— Start —
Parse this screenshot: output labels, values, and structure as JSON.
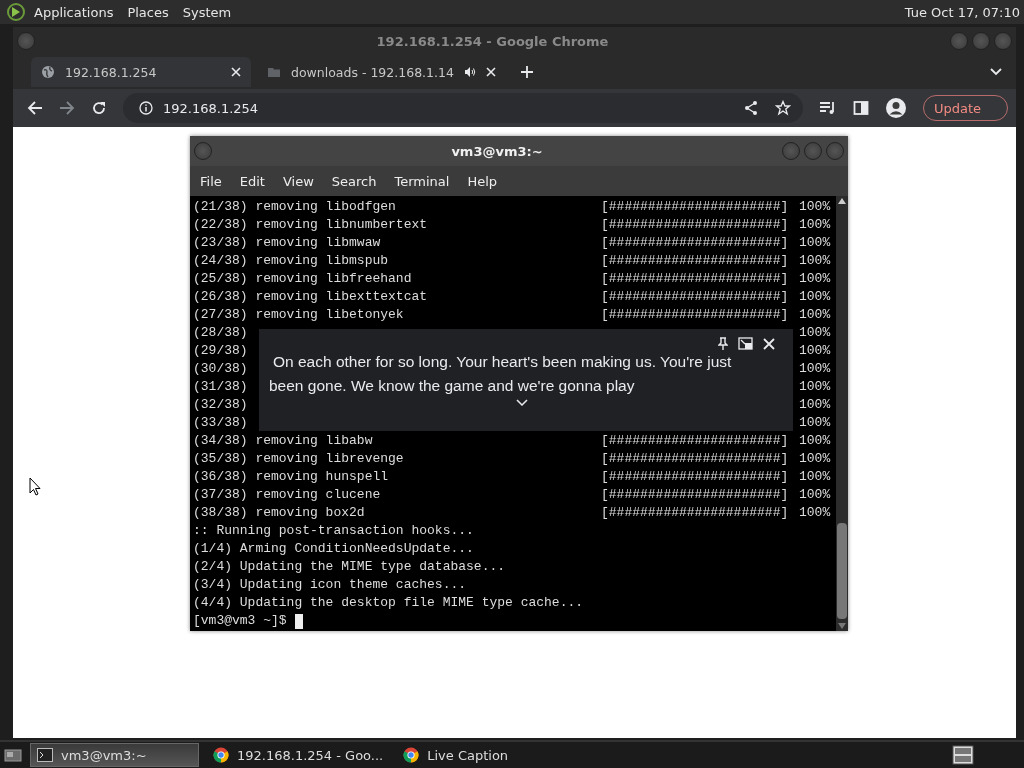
{
  "top_panel": {
    "menus": [
      "Applications",
      "Places",
      "System"
    ],
    "clock": "Tue Oct 17, 07:10"
  },
  "browser": {
    "title": "192.168.1.254 - Google Chrome",
    "tabs": [
      {
        "label": "192.168.1.254",
        "selected": true,
        "kind": "globe",
        "audio": false
      },
      {
        "label": "downloads - 192.168.1.14",
        "selected": false,
        "kind": "folder",
        "audio": true
      }
    ],
    "address": "192.168.1.254",
    "update_label": "Update"
  },
  "terminal": {
    "title": "vm3@vm3:~",
    "menus": [
      "File",
      "Edit",
      "View",
      "Search",
      "Terminal",
      "Help"
    ],
    "lines": [
      {
        "kind": "progress",
        "prefix": "(21/38)",
        "text": "removing libodfgen",
        "bar": "[######################]",
        "pct": "100%"
      },
      {
        "kind": "progress",
        "prefix": "(22/38)",
        "text": "removing libnumbertext",
        "bar": "[######################]",
        "pct": "100%"
      },
      {
        "kind": "progress",
        "prefix": "(23/38)",
        "text": "removing libmwaw",
        "bar": "[######################]",
        "pct": "100%"
      },
      {
        "kind": "progress",
        "prefix": "(24/38)",
        "text": "removing libmspub",
        "bar": "[######################]",
        "pct": "100%"
      },
      {
        "kind": "progress",
        "prefix": "(25/38)",
        "text": "removing libfreehand",
        "bar": "[######################]",
        "pct": "100%"
      },
      {
        "kind": "progress",
        "prefix": "(26/38)",
        "text": "removing libexttextcat",
        "bar": "[######################]",
        "pct": "100%"
      },
      {
        "kind": "progress",
        "prefix": "(27/38)",
        "text": "removing libetonyek",
        "bar": "[######################]",
        "pct": "100%"
      },
      {
        "kind": "covered",
        "prefix": "(28/38)",
        "pct": "100%"
      },
      {
        "kind": "covered",
        "prefix": "(29/38)",
        "pct": "100%"
      },
      {
        "kind": "covered",
        "prefix": "(30/38)",
        "pct": "100%"
      },
      {
        "kind": "covered",
        "prefix": "(31/38)",
        "pct": "100%"
      },
      {
        "kind": "covered",
        "prefix": "(32/38)",
        "pct": "100%"
      },
      {
        "kind": "covered",
        "prefix": "(33/38)",
        "pct": "100%"
      },
      {
        "kind": "progress",
        "prefix": "(34/38)",
        "text": "removing libabw",
        "bar": "[######################]",
        "pct": "100%"
      },
      {
        "kind": "progress",
        "prefix": "(35/38)",
        "text": "removing librevenge",
        "bar": "[######################]",
        "pct": "100%"
      },
      {
        "kind": "progress",
        "prefix": "(36/38)",
        "text": "removing hunspell",
        "bar": "[######################]",
        "pct": "100%"
      },
      {
        "kind": "progress",
        "prefix": "(37/38)",
        "text": "removing clucene",
        "bar": "[######################]",
        "pct": "100%"
      },
      {
        "kind": "progress",
        "prefix": "(38/38)",
        "text": "removing box2d",
        "bar": "[######################]",
        "pct": "100%"
      },
      {
        "kind": "plain",
        "text": ":: Running post-transaction hooks..."
      },
      {
        "kind": "plain",
        "text": "(1/4) Arming ConditionNeedsUpdate..."
      },
      {
        "kind": "plain",
        "text": "(2/4) Updating the MIME type database..."
      },
      {
        "kind": "plain",
        "text": "(3/4) Updating icon theme caches..."
      },
      {
        "kind": "plain",
        "text": "(4/4) Updating the desktop file MIME type cache..."
      }
    ],
    "prompt": "[vm3@vm3 ~]$"
  },
  "live_caption": {
    "lines": [
      "On each other for so long. Your heart's been making us. You're just",
      "been gone. We know the game and we're gonna play"
    ]
  },
  "taskbar": [
    {
      "label": "vm3@vm3:~",
      "kind": "terminal",
      "selected": true
    },
    {
      "label": "192.168.1.254 - Goo...",
      "kind": "chrome",
      "selected": false
    },
    {
      "label": "Live Caption",
      "kind": "chrome",
      "selected": false
    }
  ]
}
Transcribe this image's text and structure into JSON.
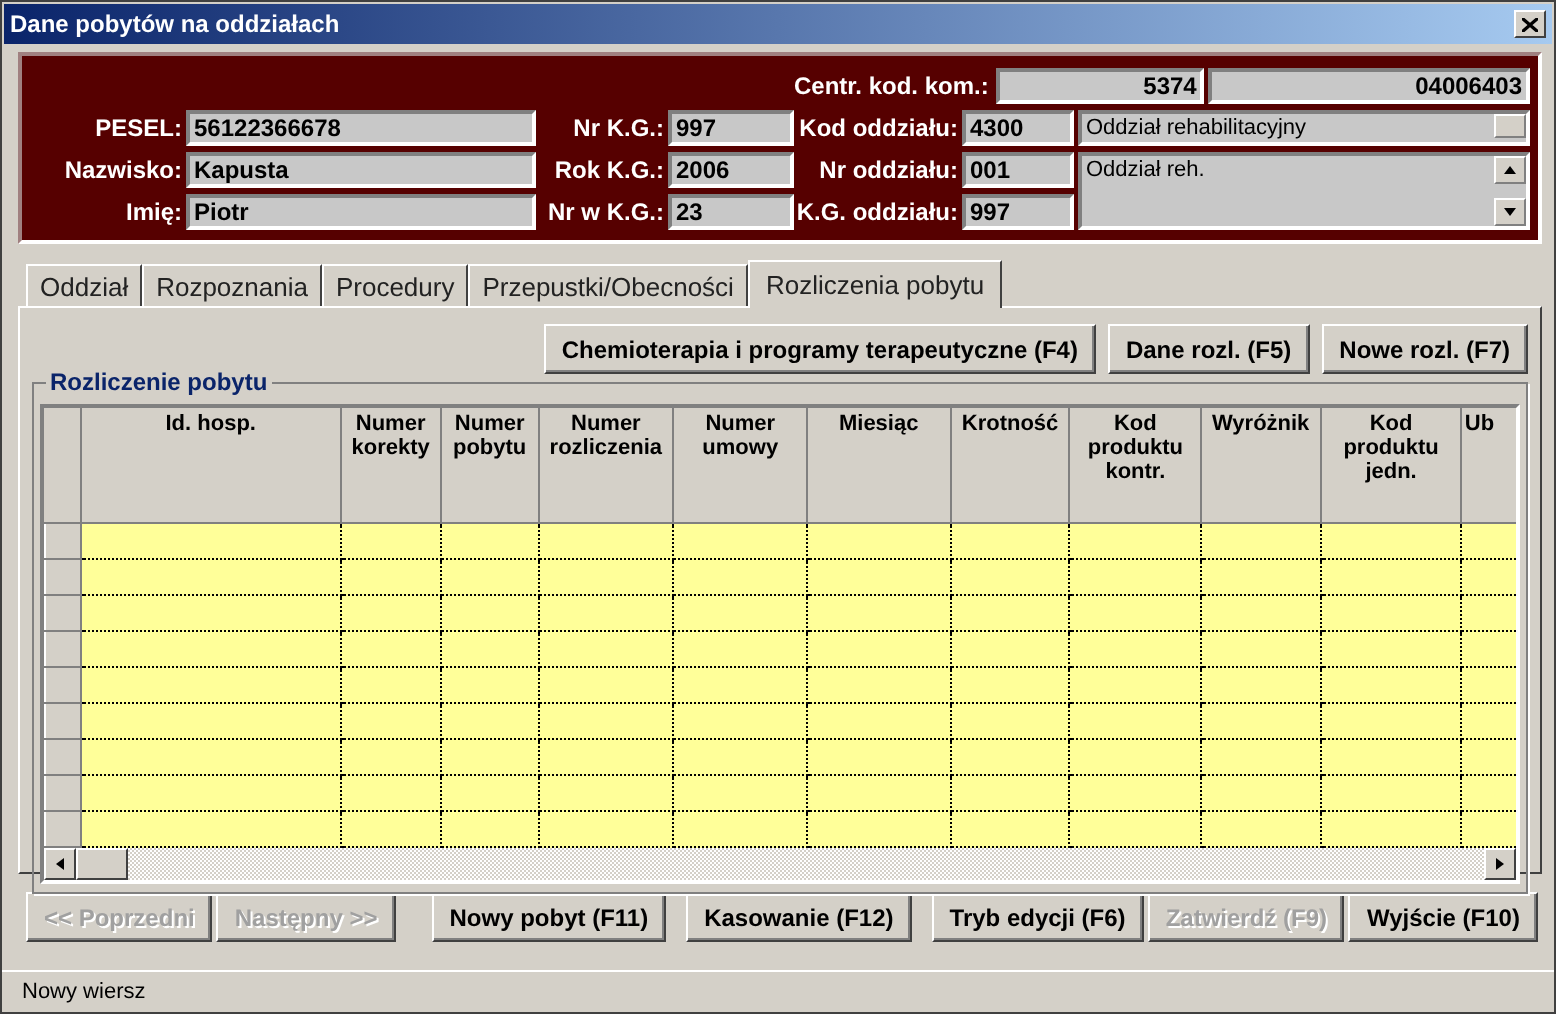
{
  "window": {
    "title": "Dane pobytów na oddziałach"
  },
  "header": {
    "centr_kod_kom": {
      "label": "Centr. kod. kom.:",
      "values": [
        "5374",
        "04006403"
      ]
    },
    "patient": [
      {
        "label": "PESEL:",
        "value": "56122366678"
      },
      {
        "label": "Nazwisko:",
        "value": "Kapusta"
      },
      {
        "label": "Imię:",
        "value": "Piotr"
      }
    ],
    "kg": [
      {
        "label": "Nr K.G.:",
        "value": "997"
      },
      {
        "label": "Rok K.G.:",
        "value": "2006"
      },
      {
        "label": "Nr w K.G.:",
        "value": "23"
      }
    ],
    "oddzial": [
      {
        "label": "Kod oddziału:",
        "value": "4300"
      },
      {
        "label": "Nr oddziału:",
        "value": "001"
      },
      {
        "label": "K.G. oddziału:",
        "value": "997"
      }
    ],
    "oddzial_name": "Oddział rehabilitacyjny",
    "oddzial_note": "Oddział reh."
  },
  "tabs": [
    {
      "label": "Oddział",
      "selected": false
    },
    {
      "label": "Rozpoznania",
      "selected": false
    },
    {
      "label": "Procedury",
      "selected": false
    },
    {
      "label": "Przepustki/Obecności",
      "selected": false
    },
    {
      "label": "Rozliczenia pobytu",
      "selected": true
    }
  ],
  "tab_buttons": [
    "Chemioterapia i programy terapeutyczne (F4)",
    "Dane rozl. (F5)",
    "Nowe rozl. (F7)"
  ],
  "group": {
    "title": "Rozliczenie pobytu",
    "columns": [
      "Id. hosp.",
      "Numer korekty",
      "Numer pobytu",
      "Numer rozliczenia",
      "Numer umowy",
      "Miesiąc",
      "Krotność",
      "Kod produktu kontr.",
      "Wyróżnik",
      "Kod produktu jedn.",
      "Ub"
    ]
  },
  "buttons": [
    {
      "label": "<< Poprzedni",
      "disabled": true
    },
    {
      "label": "Następny >>",
      "disabled": true
    },
    {
      "label": "Nowy pobyt (F11)",
      "disabled": false
    },
    {
      "label": "Kasowanie (F12)",
      "disabled": false
    },
    {
      "label": "Tryb edycji (F6)",
      "disabled": false
    },
    {
      "label": "Zatwierdź (F9)",
      "disabled": true
    },
    {
      "label": "Wyjście (F10)",
      "disabled": false
    }
  ],
  "status_bar": "Nowy wiersz"
}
— End —
#### [Request]
The entries above are to be returned exactly, without their pictures.

#### [Answer for the task]
Parse this screenshot: output labels, values, and structure as JSON.
{
  "top_panel": {
    "menus": [
      "Applications",
      "Places",
      "System"
    ],
    "clock": "Tue Oct 17, 07:10"
  },
  "browser": {
    "title": "192.168.1.254 - Google Chrome",
    "tabs": [
      {
        "label": "192.168.1.254",
        "selected": true,
        "kind": "globe",
        "audio": false
      },
      {
        "label": "downloads - 192.168.1.14",
        "selected": false,
        "kind": "folder",
        "audio": true
      }
    ],
    "address": "192.168.1.254",
    "update_label": "Update"
  },
  "terminal": {
    "title": "vm3@vm3:~",
    "menus": [
      "File",
      "Edit",
      "View",
      "Search",
      "Terminal",
      "Help"
    ],
    "lines": [
      {
        "kind": "progress",
        "prefix": "(21/38)",
        "text": "removing libodfgen",
        "bar": "[######################]",
        "pct": "100%"
      },
      {
        "kind": "progress",
        "prefix": "(22/38)",
        "text": "removing libnumbertext",
        "bar": "[######################]",
        "pct": "100%"
      },
      {
        "kind": "progress",
        "prefix": "(23/38)",
        "text": "removing libmwaw",
        "bar": "[######################]",
        "pct": "100%"
      },
      {
        "kind": "progress",
        "prefix": "(24/38)",
        "text": "removing libmspub",
        "bar": "[######################]",
        "pct": "100%"
      },
      {
        "kind": "progress",
        "prefix": "(25/38)",
        "text": "removing libfreehand",
        "bar": "[######################]",
        "pct": "100%"
      },
      {
        "kind": "progress",
        "prefix": "(26/38)",
        "text": "removing libexttextcat",
        "bar": "[######################]",
        "pct": "100%"
      },
      {
        "kind": "progress",
        "prefix": "(27/38)",
        "text": "removing libetonyek",
        "bar": "[######################]",
        "pct": "100%"
      },
      {
        "kind": "covered",
        "prefix": "(28/38)",
        "pct": "100%"
      },
      {
        "kind": "covered",
        "prefix": "(29/38)",
        "pct": "100%"
      },
      {
        "kind": "covered",
        "prefix": "(30/38)",
        "pct": "100%"
      },
      {
        "kind": "covered",
        "prefix": "(31/38)",
        "pct": "100%"
      },
      {
        "kind": "covered",
        "prefix": "(32/38)",
        "pct": "100%"
      },
      {
        "kind": "covered",
        "prefix": "(33/38)",
        "pct": "100%"
      },
      {
        "kind": "progress",
        "prefix": "(34/38)",
        "text": "removing libabw",
        "bar": "[######################]",
        "pct": "100%"
      },
      {
        "kind": "progress",
        "prefix": "(35/38)",
        "text": "removing librevenge",
        "bar": "[######################]",
        "pct": "100%"
      },
      {
        "kind": "progress",
        "prefix": "(36/38)",
        "text": "removing hunspell",
        "bar": "[######################]",
        "pct": "100%"
      },
      {
        "kind": "progress",
        "prefix": "(37/38)",
        "text": "removing clucene",
        "bar": "[######################]",
        "pct": "100%"
      },
      {
        "kind": "progress",
        "prefix": "(38/38)",
        "text": "removing box2d",
        "bar": "[######################]",
        "pct": "100%"
      },
      {
        "kind": "plain",
        "text": ":: Running post-transaction hooks..."
      },
      {
        "kind": "plain",
        "text": "(1/4) Arming ConditionNeedsUpdate..."
      },
      {
        "kind": "plain",
        "text": "(2/4) Updating the MIME type database..."
      },
      {
        "kind": "plain",
        "text": "(3/4) Updating icon theme caches..."
      },
      {
        "kind": "plain",
        "text": "(4/4) Updating the desktop file MIME type cache..."
      }
    ],
    "prompt": "[vm3@vm3 ~]$"
  },
  "live_caption": {
    "lines": [
      "On each other for so long. Your heart's been making us. You're just",
      "been gone. We know the game and we're gonna play"
    ]
  },
  "taskbar": [
    {
      "label": "vm3@vm3:~",
      "kind": "terminal",
      "selected": true
    },
    {
      "label": "192.168.1.254 - Goo...",
      "kind": "chrome",
      "selected": false
    },
    {
      "label": "Live Caption",
      "kind": "chrome",
      "selected": false
    }
  ]
}
Transcribe this image's text and structure into JSON.
{
  "window": {
    "title": "Dane pobytów na oddziałach"
  },
  "header": {
    "centr_kod_kom": {
      "label": "Centr. kod. kom.:",
      "values": [
        "5374",
        "04006403"
      ]
    },
    "patient": [
      {
        "label": "PESEL:",
        "value": "56122366678"
      },
      {
        "label": "Nazwisko:",
        "value": "Kapusta"
      },
      {
        "label": "Imię:",
        "value": "Piotr"
      }
    ],
    "kg": [
      {
        "label": "Nr K.G.:",
        "value": "997"
      },
      {
        "label": "Rok K.G.:",
        "value": "2006"
      },
      {
        "label": "Nr w K.G.:",
        "value": "23"
      }
    ],
    "oddzial": [
      {
        "label": "Kod oddziału:",
        "value": "4300"
      },
      {
        "label": "Nr oddziału:",
        "value": "001"
      },
      {
        "label": "K.G. oddziału:",
        "value": "997"
      }
    ],
    "oddzial_name": "Oddział rehabilitacyjny",
    "oddzial_note": "Oddział reh."
  },
  "tabs": [
    {
      "label": "Oddział",
      "selected": false
    },
    {
      "label": "Rozpoznania",
      "selected": false
    },
    {
      "label": "Procedury",
      "selected": false
    },
    {
      "label": "Przepustki/Obecności",
      "selected": false
    },
    {
      "label": "Rozliczenia pobytu",
      "selected": true
    }
  ],
  "tab_buttons": [
    "Chemioterapia i programy terapeutyczne (F4)",
    "Dane rozl. (F5)",
    "Nowe rozl. (F7)"
  ],
  "group": {
    "title": "Rozliczenie pobytu",
    "columns": [
      "Id. hosp.",
      "Numer korekty",
      "Numer pobytu",
      "Numer rozliczenia",
      "Numer umowy",
      "Miesiąc",
      "Krotność",
      "Kod produktu kontr.",
      "Wyróżnik",
      "Kod produktu jedn.",
      "Ub"
    ]
  },
  "buttons": [
    {
      "label": "<< Poprzedni",
      "disabled": true
    },
    {
      "label": "Następny >>",
      "disabled": true
    },
    {
      "label": "Nowy pobyt (F11)",
      "disabled": false
    },
    {
      "label": "Kasowanie (F12)",
      "disabled": false
    },
    {
      "label": "Tryb edycji (F6)",
      "disabled": false
    },
    {
      "label": "Zatwierdź (F9)",
      "disabled": true
    },
    {
      "label": "Wyjście (F10)",
      "disabled": false
    }
  ],
  "status_bar": "Nowy wiersz"
}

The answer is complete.